+++ Material for this task

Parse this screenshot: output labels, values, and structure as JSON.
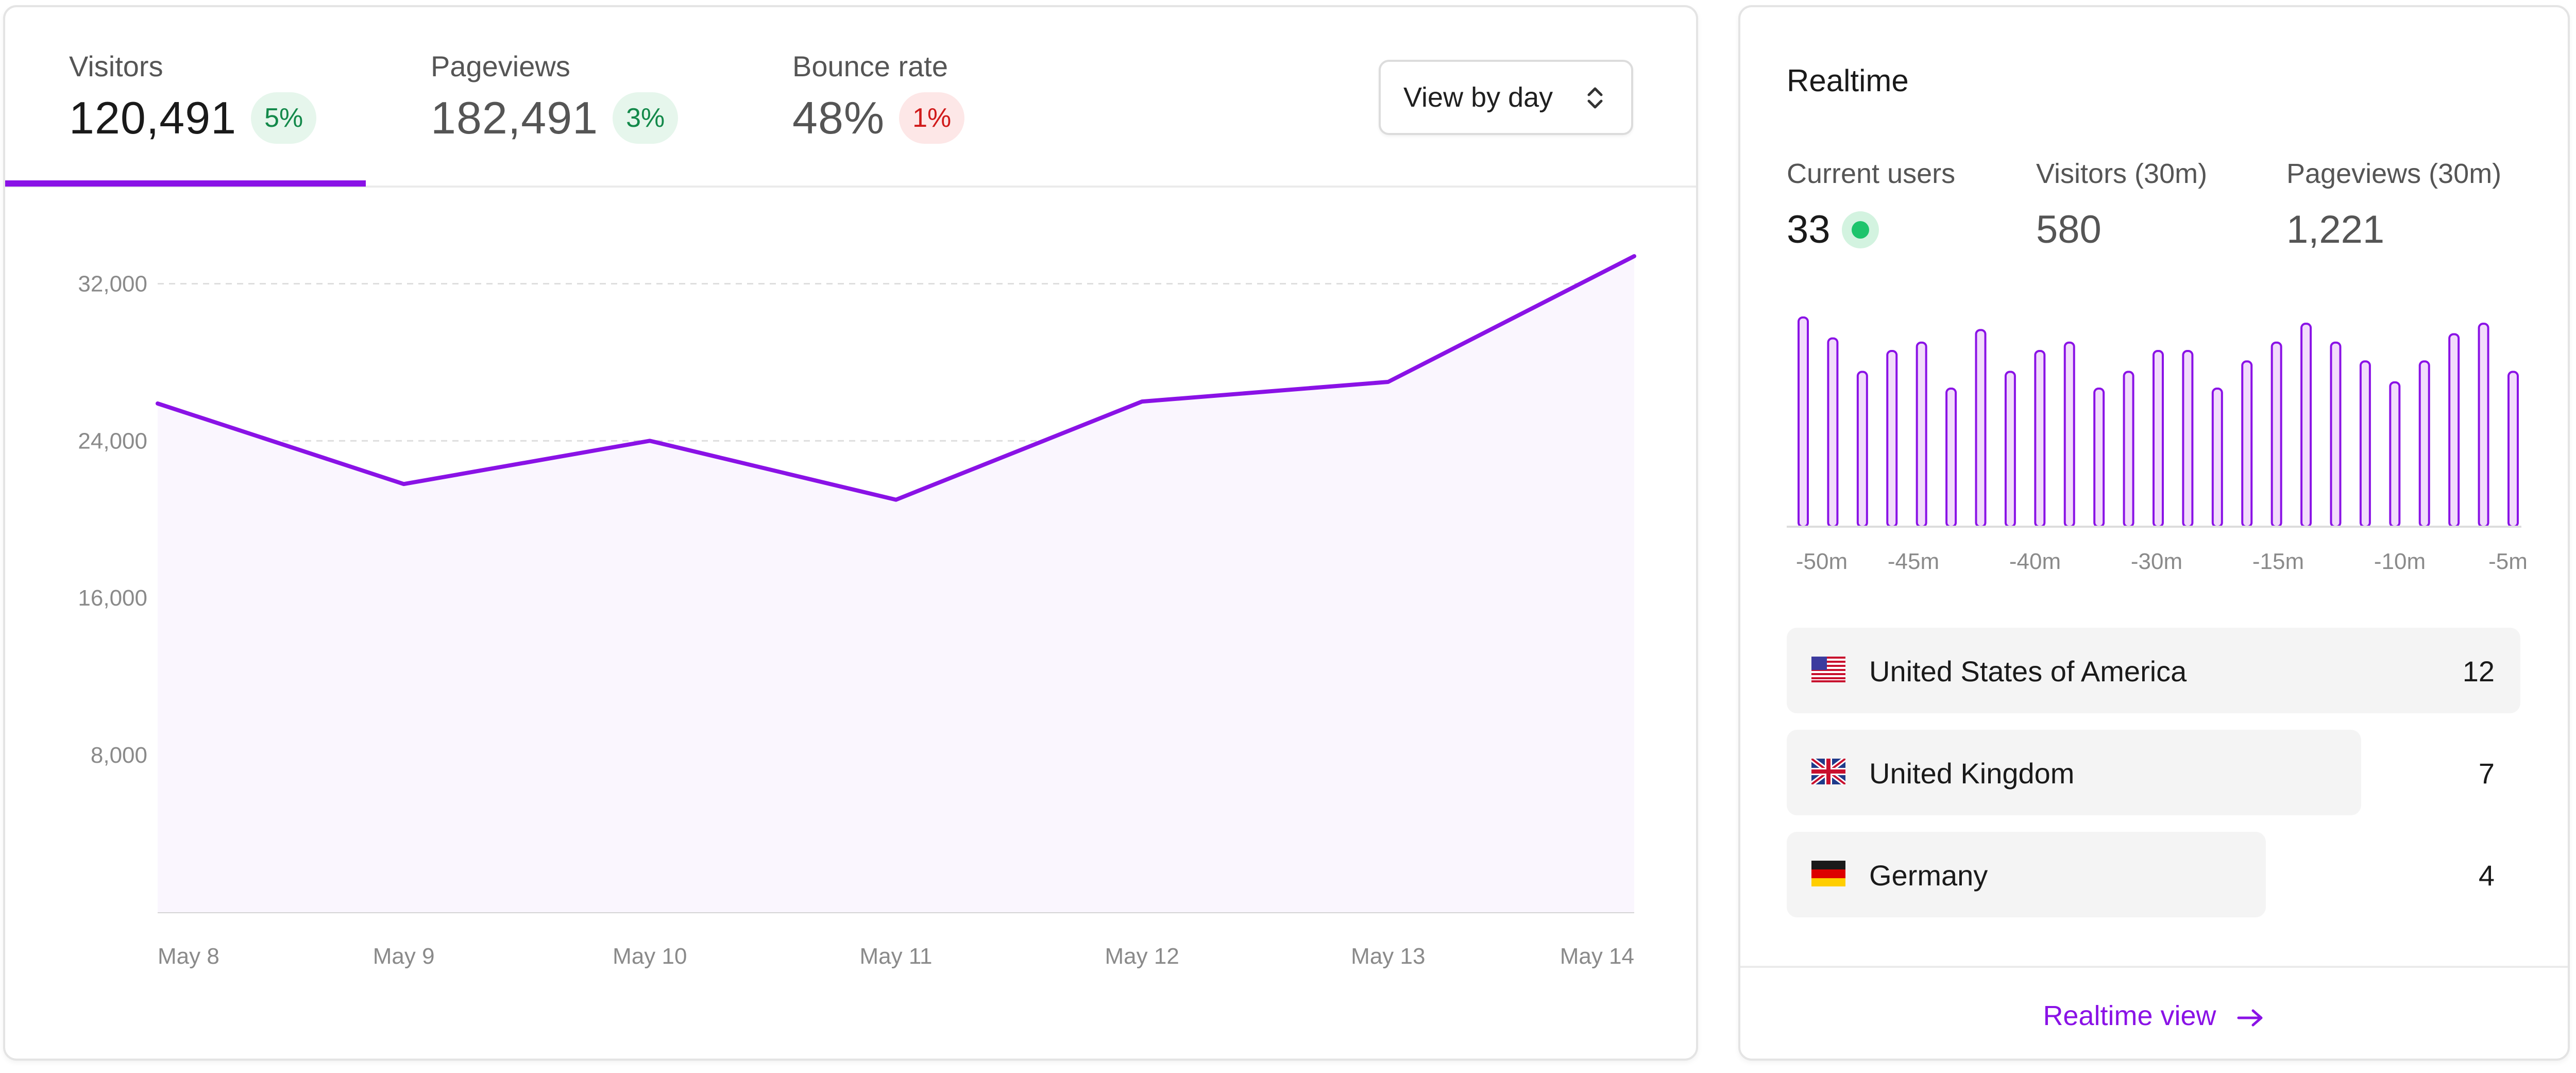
{
  "colors": {
    "accent": "#8a12e6",
    "up": "#13894a",
    "down": "#d01a1a",
    "live": "#1ec46c"
  },
  "stats": {
    "tabs": [
      {
        "label": "Visitors",
        "value": "120,491",
        "change": "5%",
        "trend": "up"
      },
      {
        "label": "Pageviews",
        "value": "182,491",
        "change": "3%",
        "trend": "up"
      },
      {
        "label": "Bounce rate",
        "value": "48%",
        "change": "1%",
        "trend": "down"
      }
    ],
    "active_tab": "Visitors",
    "view_select": {
      "label": "View by day",
      "icon": "chevrons-up-down-icon"
    }
  },
  "chart_data": {
    "type": "area",
    "x": [
      "May 8",
      "May 9",
      "May 10",
      "May 11",
      "May 12",
      "May 13",
      "May 14"
    ],
    "series": [
      {
        "values": [
          25900,
          21800,
          24000,
          21000,
          26000,
          27000,
          33400
        ]
      }
    ],
    "ylim": [
      0,
      36000
    ],
    "yticks": [
      8000,
      16000,
      24000,
      32000
    ],
    "ytick_labels": [
      "8,000",
      "16,000",
      "24,000",
      "32,000"
    ],
    "grid": true,
    "title": "",
    "xlabel": "",
    "ylabel": ""
  },
  "realtime": {
    "title": "Realtime",
    "stats": [
      {
        "label": "Current users",
        "value": "33",
        "live_icon": "live-status-dot-icon"
      },
      {
        "label": "Visitors (30m)",
        "value": "580"
      },
      {
        "label": "Pageviews (30m)",
        "value": "1,221"
      }
    ],
    "bars": [
      100,
      90,
      74,
      84,
      88,
      66,
      94,
      74,
      84,
      88,
      66,
      74,
      84,
      84,
      66,
      79,
      88,
      97,
      88,
      79,
      69,
      79,
      92,
      97,
      74
    ],
    "bars_ylim": [
      0,
      100
    ],
    "x_tick_labels": [
      "-50m",
      "-45m",
      "-40m",
      "-30m",
      "-15m",
      "-10m",
      "-5m"
    ],
    "countries": [
      {
        "name": "United States of America",
        "count": 12,
        "flag": "us-flag-icon"
      },
      {
        "name": "United Kingdom",
        "count": 7,
        "flag": "uk-flag-icon"
      },
      {
        "name": "Germany",
        "count": 4,
        "flag": "germany-flag-icon"
      }
    ],
    "link_label": "Realtime view",
    "link_icon": "arrow-right-icon"
  }
}
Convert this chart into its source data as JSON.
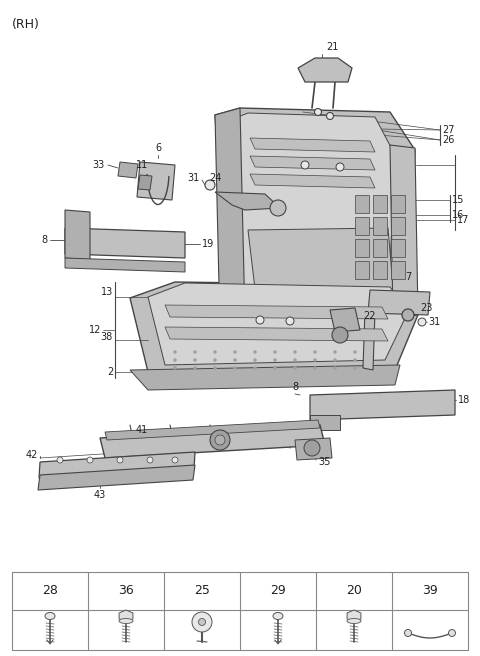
{
  "title": "(RH)",
  "bg_color": "#ffffff",
  "lc": "#444444",
  "tc": "#222222",
  "table_labels": [
    "28",
    "36",
    "25",
    "29",
    "20",
    "39"
  ],
  "fig_w": 4.8,
  "fig_h": 6.56,
  "dpi": 100
}
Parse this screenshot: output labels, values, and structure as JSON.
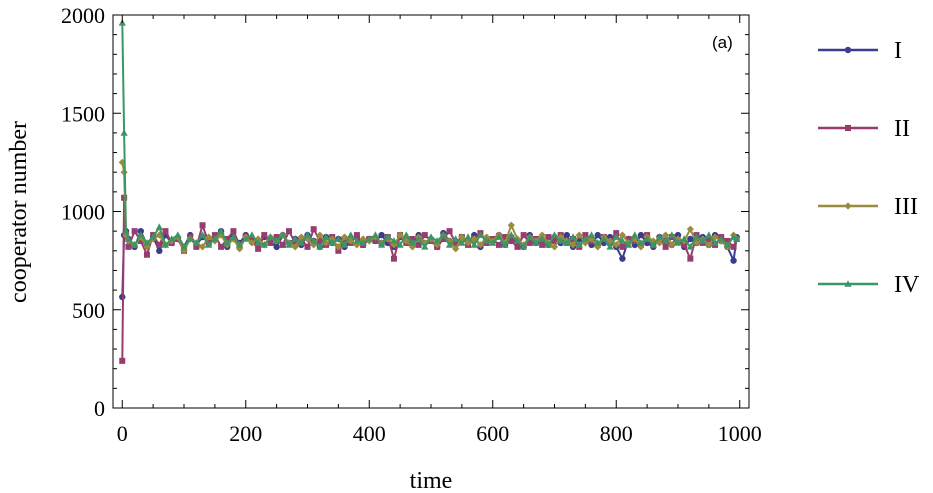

++++++

Omit the pictures and restate the rest of the records verbatim.

Complete answer
Parse this screenshot: output labels, values, and structure as JSON.
{
  "colors": {
    "accent": "#8a12e6",
    "up": "#13894a",
    "down": "#d01a1a",
    "live": "#1ec46c"
  },
  "stats": {
    "tabs": [
      {
        "label": "Visitors",
        "value": "120,491",
        "change": "5%",
        "trend": "up"
      },
      {
        "label": "Pageviews",
        "value": "182,491",
        "change": "3%",
        "trend": "up"
      },
      {
        "label": "Bounce rate",
        "value": "48%",
        "change": "1%",
        "trend": "down"
      }
    ],
    "active_tab": "Visitors",
    "view_select": {
      "label": "View by day",
      "icon": "chevrons-up-down-icon"
    }
  },
  "chart_data": {
    "type": "area",
    "x": [
      "May 8",
      "May 9",
      "May 10",
      "May 11",
      "May 12",
      "May 13",
      "May 14"
    ],
    "series": [
      {
        "values": [
          25900,
          21800,
          24000,
          21000,
          26000,
          27000,
          33400
        ]
      }
    ],
    "ylim": [
      0,
      36000
    ],
    "yticks": [
      8000,
      16000,
      24000,
      32000
    ],
    "ytick_labels": [
      "8,000",
      "16,000",
      "24,000",
      "32,000"
    ],
    "grid": true,
    "title": "",
    "xlabel": "",
    "ylabel": ""
  },
  "realtime": {
    "title": "Realtime",
    "stats": [
      {
        "label": "Current users",
        "value": "33",
        "live_icon": "live-status-dot-icon"
      },
      {
        "label": "Visitors (30m)",
        "value": "580"
      },
      {
        "label": "Pageviews (30m)",
        "value": "1,221"
      }
    ],
    "bars": [
      100,
      90,
      74,
      84,
      88,
      66,
      94,
      74,
      84,
      88,
      66,
      74,
      84,
      84,
      66,
      79,
      88,
      97,
      88,
      79,
      69,
      79,
      92,
      97,
      74
    ],
    "bars_ylim": [
      0,
      100
    ],
    "x_tick_labels": [
      "-50m",
      "-45m",
      "-40m",
      "-30m",
      "-15m",
      "-10m",
      "-5m"
    ],
    "countries": [
      {
        "name": "United States of America",
        "count": 12,
        "flag": "us-flag-icon"
      },
      {
        "name": "United Kingdom",
        "count": 7,
        "flag": "uk-flag-icon"
      },
      {
        "name": "Germany",
        "count": 4,
        "flag": "germany-flag-icon"
      }
    ],
    "link_label": "Realtime view",
    "link_icon": "arrow-right-icon"
  }
}
Convert this chart into its source data as JSON.
{
  "title": "(RH)",
  "bg_color": "#ffffff",
  "lc": "#444444",
  "tc": "#222222",
  "table_labels": [
    "28",
    "36",
    "25",
    "29",
    "20",
    "39"
  ],
  "fig_w": 4.8,
  "fig_h": 6.56,
  "dpi": 100
}
Parse this screenshot: output labels, values, and structure as JSON.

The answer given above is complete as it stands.